Yeah, I was going to point that out this morning, but decided to let it go.

There is really nothing technical to vote on here yet. This is more of a "poll" to get discussion going about preferred approaches, and see if we can drive to consensus on how to move forward. So for that, it was good that weldon kicked that off

So this is a good discussion, driving us towards an approach, but in the end, we'll really be choosing an implementation.

That said, anyone would be free to work on alternatives if they didn't agree with the rest of the group, but they would still need to demonstrate why that solution was better...

geir


Rana Dasgupta wrote:
Identifying an end to end alogirithm is of course necessary, and the
discussions on the other thread are great. But what were we voting on here?
My understanding was that we were voting on the approach of using:

1. vtable objects( Aleksey )
2. per heap space/generation boolean marker on the classloader instance(
Etienne )
3. class reachability marker byte in vtable (Robin )

and not on three end-to-end algorithms since Robin's description was not
one. I am OK if we now want to cancel the vote, but next time we vote on a
technical issue it may be a good idea for the caller to summarize the
contending solutions on the thread and then call for the vote.
##############################
• Short task: Please write the next part of the email thread about the vote on implementation approaches, picking up after its last sentence. The data here comes from a separate source, unrelated to the email thread about the vote on implementation approaches.
##############################
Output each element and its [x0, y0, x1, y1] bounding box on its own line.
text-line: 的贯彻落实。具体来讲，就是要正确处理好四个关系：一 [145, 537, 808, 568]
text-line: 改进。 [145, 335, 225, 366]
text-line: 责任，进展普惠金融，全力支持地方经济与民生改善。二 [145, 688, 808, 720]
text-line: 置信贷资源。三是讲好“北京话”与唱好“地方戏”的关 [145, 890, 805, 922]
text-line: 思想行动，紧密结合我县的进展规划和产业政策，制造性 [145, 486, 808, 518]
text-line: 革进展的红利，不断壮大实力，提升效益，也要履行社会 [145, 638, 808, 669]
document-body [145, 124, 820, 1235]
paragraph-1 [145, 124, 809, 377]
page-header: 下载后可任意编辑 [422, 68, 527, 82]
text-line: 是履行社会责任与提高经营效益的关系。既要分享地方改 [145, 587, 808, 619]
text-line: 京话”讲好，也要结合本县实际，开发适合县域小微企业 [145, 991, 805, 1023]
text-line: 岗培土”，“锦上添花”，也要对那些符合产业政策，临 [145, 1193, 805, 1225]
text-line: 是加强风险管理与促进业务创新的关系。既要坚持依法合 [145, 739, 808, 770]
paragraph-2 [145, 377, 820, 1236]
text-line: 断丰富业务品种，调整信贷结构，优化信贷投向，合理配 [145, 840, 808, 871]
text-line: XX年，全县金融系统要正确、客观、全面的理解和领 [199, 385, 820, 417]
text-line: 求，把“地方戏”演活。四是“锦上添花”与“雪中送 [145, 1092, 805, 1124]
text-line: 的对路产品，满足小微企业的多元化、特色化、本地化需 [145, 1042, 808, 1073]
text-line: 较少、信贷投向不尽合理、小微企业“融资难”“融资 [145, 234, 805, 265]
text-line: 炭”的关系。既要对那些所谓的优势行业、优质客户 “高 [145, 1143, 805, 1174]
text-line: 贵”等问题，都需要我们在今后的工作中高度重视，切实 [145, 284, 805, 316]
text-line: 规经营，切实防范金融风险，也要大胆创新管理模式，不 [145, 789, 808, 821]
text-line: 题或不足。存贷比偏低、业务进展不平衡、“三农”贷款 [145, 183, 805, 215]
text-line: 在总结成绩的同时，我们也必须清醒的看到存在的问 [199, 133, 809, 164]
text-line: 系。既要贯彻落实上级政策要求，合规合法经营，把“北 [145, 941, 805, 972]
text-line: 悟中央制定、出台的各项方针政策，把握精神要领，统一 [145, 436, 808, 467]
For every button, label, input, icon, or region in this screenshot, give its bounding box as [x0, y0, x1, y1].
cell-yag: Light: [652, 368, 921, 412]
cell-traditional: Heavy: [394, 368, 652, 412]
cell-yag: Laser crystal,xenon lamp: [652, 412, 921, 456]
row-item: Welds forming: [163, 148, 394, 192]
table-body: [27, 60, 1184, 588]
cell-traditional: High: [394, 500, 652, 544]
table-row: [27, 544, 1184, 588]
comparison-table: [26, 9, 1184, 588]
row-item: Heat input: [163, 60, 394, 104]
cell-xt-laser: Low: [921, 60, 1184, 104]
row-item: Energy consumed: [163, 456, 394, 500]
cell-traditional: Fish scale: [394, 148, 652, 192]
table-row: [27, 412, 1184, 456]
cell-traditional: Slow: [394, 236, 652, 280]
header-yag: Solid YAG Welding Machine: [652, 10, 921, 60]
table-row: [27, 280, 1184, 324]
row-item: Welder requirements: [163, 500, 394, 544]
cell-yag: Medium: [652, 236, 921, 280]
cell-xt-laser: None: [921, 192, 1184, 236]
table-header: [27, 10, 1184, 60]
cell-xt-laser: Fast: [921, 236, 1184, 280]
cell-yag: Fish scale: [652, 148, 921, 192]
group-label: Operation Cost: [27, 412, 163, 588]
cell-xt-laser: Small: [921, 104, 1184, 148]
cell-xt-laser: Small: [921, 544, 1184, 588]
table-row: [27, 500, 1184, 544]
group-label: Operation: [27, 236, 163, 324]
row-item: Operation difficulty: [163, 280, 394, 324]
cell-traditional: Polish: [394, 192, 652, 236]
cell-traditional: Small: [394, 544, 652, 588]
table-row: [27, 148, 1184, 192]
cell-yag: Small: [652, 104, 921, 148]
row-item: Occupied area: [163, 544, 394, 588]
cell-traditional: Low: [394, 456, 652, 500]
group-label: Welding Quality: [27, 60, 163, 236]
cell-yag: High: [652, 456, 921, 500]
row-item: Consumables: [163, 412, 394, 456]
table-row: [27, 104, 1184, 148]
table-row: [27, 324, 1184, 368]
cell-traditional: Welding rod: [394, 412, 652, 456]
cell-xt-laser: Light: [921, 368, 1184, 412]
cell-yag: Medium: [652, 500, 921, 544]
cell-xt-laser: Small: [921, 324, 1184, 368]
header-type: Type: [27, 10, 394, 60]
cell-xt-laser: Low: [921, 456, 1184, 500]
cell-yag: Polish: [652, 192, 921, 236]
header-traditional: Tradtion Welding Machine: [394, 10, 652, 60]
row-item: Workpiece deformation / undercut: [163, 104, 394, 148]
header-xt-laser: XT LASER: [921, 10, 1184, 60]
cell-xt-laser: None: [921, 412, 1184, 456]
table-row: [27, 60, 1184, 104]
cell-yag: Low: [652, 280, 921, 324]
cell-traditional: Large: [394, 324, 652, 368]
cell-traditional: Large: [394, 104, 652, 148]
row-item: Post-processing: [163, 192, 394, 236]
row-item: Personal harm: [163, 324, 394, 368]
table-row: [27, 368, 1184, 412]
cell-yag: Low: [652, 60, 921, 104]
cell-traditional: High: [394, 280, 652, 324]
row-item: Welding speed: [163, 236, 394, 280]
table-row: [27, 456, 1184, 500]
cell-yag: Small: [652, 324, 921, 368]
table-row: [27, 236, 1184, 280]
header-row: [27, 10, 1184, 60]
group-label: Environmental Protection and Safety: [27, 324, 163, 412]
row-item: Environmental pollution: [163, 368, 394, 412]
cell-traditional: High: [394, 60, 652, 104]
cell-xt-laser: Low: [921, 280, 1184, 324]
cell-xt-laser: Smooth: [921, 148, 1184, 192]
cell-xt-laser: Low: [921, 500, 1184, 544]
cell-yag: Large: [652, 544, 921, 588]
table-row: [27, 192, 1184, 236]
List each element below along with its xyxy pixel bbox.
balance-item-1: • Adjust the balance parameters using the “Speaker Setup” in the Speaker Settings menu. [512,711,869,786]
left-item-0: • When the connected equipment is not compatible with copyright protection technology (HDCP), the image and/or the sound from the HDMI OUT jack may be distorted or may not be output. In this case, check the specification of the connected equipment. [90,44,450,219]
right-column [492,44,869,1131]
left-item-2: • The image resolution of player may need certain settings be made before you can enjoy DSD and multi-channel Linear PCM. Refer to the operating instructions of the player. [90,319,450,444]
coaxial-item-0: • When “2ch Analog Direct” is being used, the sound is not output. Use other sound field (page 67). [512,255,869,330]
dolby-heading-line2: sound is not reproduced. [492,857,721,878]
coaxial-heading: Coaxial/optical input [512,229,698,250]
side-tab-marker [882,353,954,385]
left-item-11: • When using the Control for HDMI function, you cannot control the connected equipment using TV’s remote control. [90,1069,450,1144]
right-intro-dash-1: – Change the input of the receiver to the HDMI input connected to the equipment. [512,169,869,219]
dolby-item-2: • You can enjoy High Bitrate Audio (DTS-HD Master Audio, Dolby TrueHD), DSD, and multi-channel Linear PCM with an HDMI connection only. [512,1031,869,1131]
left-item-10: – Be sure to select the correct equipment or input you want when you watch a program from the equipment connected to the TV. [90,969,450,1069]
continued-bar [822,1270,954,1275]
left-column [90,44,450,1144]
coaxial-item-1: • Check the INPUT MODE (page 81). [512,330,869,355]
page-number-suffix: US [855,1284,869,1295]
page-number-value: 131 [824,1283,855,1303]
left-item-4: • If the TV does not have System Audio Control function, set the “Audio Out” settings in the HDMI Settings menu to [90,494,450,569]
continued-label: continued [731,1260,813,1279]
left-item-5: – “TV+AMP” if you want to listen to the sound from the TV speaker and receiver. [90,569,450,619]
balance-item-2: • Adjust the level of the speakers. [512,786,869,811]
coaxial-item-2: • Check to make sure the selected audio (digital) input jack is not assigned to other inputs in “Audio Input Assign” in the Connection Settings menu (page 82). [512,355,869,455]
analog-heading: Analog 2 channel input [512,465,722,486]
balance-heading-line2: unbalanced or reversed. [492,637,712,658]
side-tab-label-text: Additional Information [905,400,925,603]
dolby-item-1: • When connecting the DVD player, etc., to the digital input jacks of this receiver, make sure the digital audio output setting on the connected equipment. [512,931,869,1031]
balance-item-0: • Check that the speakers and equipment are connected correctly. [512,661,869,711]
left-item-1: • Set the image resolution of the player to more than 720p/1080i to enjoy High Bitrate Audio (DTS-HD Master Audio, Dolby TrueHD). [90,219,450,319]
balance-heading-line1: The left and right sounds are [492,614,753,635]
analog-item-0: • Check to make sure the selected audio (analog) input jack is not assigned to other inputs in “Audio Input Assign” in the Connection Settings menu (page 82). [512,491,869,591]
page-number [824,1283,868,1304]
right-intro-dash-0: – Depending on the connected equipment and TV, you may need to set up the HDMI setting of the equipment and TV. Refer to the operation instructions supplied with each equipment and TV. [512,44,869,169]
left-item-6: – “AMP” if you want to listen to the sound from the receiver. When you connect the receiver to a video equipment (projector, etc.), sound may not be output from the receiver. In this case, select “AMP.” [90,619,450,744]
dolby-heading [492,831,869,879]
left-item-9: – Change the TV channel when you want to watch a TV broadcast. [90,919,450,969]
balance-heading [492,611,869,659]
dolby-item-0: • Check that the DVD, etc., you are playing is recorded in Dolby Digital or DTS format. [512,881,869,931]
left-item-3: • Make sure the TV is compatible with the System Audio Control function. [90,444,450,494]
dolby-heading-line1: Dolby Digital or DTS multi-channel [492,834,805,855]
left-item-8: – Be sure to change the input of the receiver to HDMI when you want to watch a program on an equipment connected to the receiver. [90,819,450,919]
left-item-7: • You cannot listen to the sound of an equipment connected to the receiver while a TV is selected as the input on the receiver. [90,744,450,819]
##############################
• Exercise response:
Thanks,
Rana

On 11/9/06, Weldon Washburn <[EMAIL PROTECTED] > wrote:

It looks like I called for a vote too soon.  The continuing discussion on
class unloading design is uncovering many important issues.  This is
excellent as it is much better to deal with design issues at this stage
rather than during implementation.

I propose the following:

1)
Cancel the current vote on design.

2)
Someone put together a complete class unloading design based on
Etienne/Robin's approach.  Include pseudo code and post to harmony-dev.

3)
We call for a new vote once the comments on the documented design indicate
it is ready.


On 11/8/06, Robin Garner < [EMAIL PROTECTED]> wrote:
>
> Pavel Pervov wrote:
> > Really BIG -1 from me.
> >
> > As Aleksey (Ignatenko) described in original thread, j/l/Class'es and
> > j/l/ClassLoader's are always available in rootset, so even if no
objects
> > of a class exist, this class will be reachable.
> >
> > Actually, some sort of class unloading prototype exists in DRLVM code,
> > which
> > implements the scheme, which is very close to what is currently voted.

> It
> > was integrated with GC v4 and is not supported by other GCs. This
> prototype
> > traces up to class loader. Robin's approach is way faster then
prorotype
> > is.
> >
> > Unfortunately, that approach requires up to 3 GC cycles to complete in
> > DRLVM.
>
> In a full-heap STW collector, my proposal would require 1 GC to collect
> unused classloaders.  In a generational STW collector, 1 full-heap GC,
> and would depend on the particular invariants enforced by an
> incremental/concurrent collector, but would be 1 complete "cycle" of any
> of the standard algorithms (I guess up to 3 GCs if the sweeps happened
> at the wrong places).
>
> > BTW, voted approach does not describe "proof-of-full-collection"
> algorithm
> > (at least I didn't find one). The only one I think of is
> > full-heap-collection, which _requires_ STW.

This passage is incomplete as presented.